* **Information supplied**:
#####
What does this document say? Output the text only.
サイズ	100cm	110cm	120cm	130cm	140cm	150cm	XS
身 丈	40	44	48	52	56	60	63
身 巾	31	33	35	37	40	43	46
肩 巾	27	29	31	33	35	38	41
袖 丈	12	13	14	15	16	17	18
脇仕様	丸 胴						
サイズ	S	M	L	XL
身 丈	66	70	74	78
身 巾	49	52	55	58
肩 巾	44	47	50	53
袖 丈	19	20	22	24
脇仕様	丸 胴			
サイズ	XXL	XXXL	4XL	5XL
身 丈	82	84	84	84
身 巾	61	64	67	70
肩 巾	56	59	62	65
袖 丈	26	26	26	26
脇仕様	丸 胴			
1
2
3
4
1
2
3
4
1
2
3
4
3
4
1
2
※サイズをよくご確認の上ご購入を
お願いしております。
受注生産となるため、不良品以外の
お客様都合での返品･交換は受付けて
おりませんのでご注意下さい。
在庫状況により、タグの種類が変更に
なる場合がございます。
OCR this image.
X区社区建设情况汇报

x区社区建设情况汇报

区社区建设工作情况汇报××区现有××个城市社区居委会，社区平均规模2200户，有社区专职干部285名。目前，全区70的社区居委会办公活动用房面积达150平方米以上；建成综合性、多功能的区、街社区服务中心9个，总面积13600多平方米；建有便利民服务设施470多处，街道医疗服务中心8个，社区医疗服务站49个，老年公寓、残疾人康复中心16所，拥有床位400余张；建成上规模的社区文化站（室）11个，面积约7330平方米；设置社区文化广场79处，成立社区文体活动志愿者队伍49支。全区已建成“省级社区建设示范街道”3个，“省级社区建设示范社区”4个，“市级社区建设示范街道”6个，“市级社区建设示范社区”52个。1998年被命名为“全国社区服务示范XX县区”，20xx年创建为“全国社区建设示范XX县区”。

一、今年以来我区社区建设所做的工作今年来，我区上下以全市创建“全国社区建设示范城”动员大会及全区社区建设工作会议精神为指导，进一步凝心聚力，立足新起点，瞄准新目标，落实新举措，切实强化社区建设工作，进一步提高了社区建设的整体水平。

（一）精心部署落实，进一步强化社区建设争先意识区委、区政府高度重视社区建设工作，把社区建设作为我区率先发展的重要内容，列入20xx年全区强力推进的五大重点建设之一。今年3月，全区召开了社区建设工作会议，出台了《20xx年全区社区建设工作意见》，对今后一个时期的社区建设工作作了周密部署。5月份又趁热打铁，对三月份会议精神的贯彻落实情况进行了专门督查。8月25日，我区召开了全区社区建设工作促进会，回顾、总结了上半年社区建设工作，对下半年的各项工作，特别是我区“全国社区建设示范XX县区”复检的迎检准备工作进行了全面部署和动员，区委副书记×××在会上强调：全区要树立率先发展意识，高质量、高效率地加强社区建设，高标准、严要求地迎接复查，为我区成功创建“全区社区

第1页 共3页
#####
* **Exercise task**: Check each line above for the string "全国社区建设示范XX县区", then copy the ones that have it.

* **Solution for this exercise**:
区社区建设工作情况汇报××区现有××个城市社区居委会，社区平均规模2200户，有社区专职干部285名。目前，全区70的社区居委会办公活动用房面积达150平方米以上；建成综合性、多功能的区、街社区服务中心9个，总面积13600多平方米；建有便利民服务设施470多处，街道医疗服务中心8个，社区医疗服务站49个，老年公寓、残疾人康复中心16所，拥有床位400余张；建成上规模的社区文化站（室）11个，面积约7330平方米；设置社区文化广场79处，成立社区文体活动志愿者队伍49支。全区已建成“省级社区建设示范街道”3个，“省级社区建设示范社区”4个，“市级社区建设示范街道”6个，“市级社区建设示范社区”52个。1998年被命名为“全国社区服务示范XX县区”，20xx年创建为“全国社区建设示范XX县区”。
（一）精心部署落实，进一步强化社区建设争先意识区委、区政府高度重视社区建设工作，把社区建设作为我区率先发展的重要内容，列入20xx年全区强力推进的五大重点建设之一。今年3月，全区召开了社区建设工作会议，出台了《20xx年全区社区建设工作意见》，对今后一个时期的社区建设工作作了周密部署。5月份又趁热打铁，对三月份会议精神的贯彻落实情况进行了专门督查。8月25日，我区召开了全区社区建设工作促进会，回顾、总结了上半年社区建设工作，对下半年的各项工作，特别是我区“全国社区建设示范XX县区”复检的迎检准备工作进行了全面部署和动员，区委副书记×××在会上强调：全区要树立率先发展意识，高质量、高效率地加强社区建设，高标准、严要求地迎接复查，为我区成功创建“全区社区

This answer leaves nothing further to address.